BEGIN
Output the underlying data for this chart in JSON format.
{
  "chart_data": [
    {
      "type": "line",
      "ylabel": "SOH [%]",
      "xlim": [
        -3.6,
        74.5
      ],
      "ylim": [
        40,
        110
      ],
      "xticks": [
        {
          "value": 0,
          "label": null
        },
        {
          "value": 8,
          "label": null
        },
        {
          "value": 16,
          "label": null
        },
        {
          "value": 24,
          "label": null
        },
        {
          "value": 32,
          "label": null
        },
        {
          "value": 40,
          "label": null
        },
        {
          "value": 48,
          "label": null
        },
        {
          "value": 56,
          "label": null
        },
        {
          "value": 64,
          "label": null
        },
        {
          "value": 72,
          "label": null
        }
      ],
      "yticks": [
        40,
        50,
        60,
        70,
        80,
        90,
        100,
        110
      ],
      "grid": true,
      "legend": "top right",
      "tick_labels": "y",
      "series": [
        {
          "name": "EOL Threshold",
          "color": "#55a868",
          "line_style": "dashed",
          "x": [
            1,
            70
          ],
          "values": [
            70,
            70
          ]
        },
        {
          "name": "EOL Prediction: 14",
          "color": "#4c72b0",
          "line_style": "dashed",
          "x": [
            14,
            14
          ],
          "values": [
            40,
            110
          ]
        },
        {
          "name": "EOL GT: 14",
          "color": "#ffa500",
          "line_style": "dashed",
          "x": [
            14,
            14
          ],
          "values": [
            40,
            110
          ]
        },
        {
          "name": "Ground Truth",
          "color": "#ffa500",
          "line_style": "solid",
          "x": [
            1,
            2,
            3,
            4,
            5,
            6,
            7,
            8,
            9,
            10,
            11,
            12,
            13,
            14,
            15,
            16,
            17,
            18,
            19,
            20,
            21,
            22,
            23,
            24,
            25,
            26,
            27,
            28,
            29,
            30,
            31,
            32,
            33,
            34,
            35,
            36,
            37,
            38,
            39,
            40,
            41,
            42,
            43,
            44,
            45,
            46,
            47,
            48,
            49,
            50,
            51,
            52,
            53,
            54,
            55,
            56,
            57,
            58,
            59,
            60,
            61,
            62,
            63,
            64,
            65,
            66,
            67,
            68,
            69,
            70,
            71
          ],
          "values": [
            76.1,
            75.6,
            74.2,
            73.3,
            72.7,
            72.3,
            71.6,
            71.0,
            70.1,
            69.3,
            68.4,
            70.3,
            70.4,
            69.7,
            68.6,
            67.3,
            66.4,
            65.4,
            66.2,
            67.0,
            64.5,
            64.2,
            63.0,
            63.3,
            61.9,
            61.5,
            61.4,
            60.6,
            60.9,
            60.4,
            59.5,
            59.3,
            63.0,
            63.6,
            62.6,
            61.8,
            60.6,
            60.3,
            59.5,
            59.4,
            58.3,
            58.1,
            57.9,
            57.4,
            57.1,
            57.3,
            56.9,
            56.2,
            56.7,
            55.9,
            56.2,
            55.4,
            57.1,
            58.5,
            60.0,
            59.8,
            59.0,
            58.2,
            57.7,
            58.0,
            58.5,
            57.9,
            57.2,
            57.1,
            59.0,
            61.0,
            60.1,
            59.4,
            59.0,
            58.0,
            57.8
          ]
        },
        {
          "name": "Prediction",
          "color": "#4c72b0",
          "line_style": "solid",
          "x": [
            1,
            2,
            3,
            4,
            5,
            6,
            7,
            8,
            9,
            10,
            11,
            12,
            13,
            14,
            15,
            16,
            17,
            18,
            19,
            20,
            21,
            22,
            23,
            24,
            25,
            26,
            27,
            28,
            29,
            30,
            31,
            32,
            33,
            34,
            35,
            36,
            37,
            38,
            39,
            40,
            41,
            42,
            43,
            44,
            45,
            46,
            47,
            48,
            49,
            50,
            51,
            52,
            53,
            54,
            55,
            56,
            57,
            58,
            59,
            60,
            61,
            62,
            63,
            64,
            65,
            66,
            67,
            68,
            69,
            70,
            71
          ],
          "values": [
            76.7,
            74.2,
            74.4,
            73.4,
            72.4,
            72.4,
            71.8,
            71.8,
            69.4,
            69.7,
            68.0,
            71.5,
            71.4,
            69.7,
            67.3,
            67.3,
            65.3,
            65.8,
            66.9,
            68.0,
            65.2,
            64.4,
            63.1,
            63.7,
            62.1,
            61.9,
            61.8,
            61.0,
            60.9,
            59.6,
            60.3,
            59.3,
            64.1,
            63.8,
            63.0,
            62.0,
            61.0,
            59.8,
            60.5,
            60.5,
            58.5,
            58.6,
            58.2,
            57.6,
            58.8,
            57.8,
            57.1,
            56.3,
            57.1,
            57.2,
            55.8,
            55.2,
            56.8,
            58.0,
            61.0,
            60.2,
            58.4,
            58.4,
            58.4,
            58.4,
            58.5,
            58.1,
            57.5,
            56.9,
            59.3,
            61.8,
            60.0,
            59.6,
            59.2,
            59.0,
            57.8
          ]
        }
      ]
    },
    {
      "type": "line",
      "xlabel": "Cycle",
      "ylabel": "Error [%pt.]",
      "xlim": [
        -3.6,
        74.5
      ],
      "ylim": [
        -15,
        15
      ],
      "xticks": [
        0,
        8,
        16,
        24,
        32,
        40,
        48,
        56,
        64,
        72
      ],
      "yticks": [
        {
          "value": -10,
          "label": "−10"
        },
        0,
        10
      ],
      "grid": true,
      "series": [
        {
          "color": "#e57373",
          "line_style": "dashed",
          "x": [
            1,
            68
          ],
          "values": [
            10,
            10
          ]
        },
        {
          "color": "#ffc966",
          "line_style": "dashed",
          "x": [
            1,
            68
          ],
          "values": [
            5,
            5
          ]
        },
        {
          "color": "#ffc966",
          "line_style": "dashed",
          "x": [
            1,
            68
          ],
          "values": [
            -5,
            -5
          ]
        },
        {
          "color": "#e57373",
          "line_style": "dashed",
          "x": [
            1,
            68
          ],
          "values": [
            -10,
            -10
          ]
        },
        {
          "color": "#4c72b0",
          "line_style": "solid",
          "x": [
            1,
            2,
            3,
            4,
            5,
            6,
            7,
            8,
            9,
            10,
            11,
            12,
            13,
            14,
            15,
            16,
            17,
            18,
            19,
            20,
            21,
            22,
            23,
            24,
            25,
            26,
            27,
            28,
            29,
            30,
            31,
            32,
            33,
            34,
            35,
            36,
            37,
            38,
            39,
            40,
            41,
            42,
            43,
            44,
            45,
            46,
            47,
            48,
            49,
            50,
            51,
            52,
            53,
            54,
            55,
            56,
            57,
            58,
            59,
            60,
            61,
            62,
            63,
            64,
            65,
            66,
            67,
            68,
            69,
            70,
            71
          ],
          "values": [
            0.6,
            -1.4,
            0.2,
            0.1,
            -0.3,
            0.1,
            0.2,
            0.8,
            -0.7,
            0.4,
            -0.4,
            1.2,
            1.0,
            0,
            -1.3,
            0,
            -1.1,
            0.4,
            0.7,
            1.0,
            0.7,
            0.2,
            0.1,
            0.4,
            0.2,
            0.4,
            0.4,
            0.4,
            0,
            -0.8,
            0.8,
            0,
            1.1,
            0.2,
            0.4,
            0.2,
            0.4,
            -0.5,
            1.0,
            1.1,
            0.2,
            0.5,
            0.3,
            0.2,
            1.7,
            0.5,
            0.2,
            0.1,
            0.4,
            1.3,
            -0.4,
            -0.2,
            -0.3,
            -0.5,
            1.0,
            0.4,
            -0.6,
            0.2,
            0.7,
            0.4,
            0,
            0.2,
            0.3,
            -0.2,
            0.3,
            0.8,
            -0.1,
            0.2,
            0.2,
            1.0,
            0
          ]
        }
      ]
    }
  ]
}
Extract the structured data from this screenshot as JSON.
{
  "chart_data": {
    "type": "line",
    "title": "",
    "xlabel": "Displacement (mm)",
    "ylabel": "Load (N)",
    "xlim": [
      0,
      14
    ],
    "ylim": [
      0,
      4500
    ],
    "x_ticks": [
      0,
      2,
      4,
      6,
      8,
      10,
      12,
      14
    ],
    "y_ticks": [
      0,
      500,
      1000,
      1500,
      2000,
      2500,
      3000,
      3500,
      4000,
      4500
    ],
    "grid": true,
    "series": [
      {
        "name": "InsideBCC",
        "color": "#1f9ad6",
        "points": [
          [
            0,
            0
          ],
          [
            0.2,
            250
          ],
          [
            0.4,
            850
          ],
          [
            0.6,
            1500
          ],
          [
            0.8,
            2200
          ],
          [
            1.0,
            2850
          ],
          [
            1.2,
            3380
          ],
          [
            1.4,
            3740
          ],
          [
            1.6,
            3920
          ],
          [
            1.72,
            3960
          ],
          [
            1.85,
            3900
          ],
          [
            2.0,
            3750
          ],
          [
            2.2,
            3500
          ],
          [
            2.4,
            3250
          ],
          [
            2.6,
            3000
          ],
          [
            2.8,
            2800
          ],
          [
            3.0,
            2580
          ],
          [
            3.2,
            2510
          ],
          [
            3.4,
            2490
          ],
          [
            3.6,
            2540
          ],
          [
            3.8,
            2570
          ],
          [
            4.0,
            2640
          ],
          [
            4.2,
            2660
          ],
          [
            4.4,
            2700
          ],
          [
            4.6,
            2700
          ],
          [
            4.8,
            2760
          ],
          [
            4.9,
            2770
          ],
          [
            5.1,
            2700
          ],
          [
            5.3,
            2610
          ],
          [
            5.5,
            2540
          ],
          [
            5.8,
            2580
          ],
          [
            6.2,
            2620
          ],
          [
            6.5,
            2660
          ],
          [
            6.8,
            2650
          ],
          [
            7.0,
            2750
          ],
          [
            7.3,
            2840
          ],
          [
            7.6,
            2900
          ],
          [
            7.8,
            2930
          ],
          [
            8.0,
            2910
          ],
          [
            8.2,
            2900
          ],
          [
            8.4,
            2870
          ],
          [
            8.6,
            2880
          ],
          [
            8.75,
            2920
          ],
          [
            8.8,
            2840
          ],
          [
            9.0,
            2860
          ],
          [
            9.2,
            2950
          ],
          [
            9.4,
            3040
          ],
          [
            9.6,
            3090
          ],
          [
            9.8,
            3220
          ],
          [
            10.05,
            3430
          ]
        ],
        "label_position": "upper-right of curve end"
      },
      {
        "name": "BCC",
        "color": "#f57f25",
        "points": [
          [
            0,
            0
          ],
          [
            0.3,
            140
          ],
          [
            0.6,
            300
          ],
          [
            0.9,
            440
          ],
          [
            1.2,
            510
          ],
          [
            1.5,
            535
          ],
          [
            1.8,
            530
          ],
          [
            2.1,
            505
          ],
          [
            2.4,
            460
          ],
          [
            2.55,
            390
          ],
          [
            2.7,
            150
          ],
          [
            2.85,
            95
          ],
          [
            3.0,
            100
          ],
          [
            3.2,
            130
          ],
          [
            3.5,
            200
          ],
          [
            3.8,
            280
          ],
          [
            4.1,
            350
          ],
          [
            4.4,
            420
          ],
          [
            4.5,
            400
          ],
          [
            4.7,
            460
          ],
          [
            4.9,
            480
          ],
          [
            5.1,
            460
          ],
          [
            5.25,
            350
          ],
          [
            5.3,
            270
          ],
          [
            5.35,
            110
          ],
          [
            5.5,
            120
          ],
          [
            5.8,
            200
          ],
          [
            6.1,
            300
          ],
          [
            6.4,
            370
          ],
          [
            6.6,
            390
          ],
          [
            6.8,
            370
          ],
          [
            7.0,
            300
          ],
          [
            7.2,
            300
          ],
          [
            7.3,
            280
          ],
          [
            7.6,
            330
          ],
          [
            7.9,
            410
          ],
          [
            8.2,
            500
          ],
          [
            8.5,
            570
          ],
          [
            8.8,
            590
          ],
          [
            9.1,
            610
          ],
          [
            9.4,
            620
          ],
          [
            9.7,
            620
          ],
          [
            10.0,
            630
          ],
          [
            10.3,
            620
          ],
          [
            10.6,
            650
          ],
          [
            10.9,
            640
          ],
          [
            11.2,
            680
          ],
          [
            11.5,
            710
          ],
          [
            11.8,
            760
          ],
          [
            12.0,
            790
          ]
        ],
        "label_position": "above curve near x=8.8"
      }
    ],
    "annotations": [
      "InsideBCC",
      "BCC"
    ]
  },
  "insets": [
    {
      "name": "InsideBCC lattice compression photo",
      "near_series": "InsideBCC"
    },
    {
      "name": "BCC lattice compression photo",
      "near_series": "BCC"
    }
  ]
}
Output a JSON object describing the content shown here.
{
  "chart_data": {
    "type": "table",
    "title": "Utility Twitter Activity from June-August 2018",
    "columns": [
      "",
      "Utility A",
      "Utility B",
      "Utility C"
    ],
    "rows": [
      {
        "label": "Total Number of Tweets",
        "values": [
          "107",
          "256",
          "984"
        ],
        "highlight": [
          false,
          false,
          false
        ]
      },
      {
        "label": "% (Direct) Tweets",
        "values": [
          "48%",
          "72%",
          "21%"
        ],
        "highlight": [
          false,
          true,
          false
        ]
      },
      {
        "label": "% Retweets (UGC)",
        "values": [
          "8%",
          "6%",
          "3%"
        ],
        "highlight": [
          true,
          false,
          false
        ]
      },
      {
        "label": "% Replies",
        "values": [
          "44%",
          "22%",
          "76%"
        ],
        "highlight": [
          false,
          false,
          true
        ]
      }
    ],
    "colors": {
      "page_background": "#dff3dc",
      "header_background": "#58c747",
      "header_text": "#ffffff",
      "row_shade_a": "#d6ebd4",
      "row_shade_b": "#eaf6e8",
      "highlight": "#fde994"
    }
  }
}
END
● Work to complete: Every line in the data that holds "Utility" should be copied out.

● Response to this task:
    "title": "Utility Twitter Activity from June-August 2018",
      "Utility A",
      "Utility B",
      "Utility C"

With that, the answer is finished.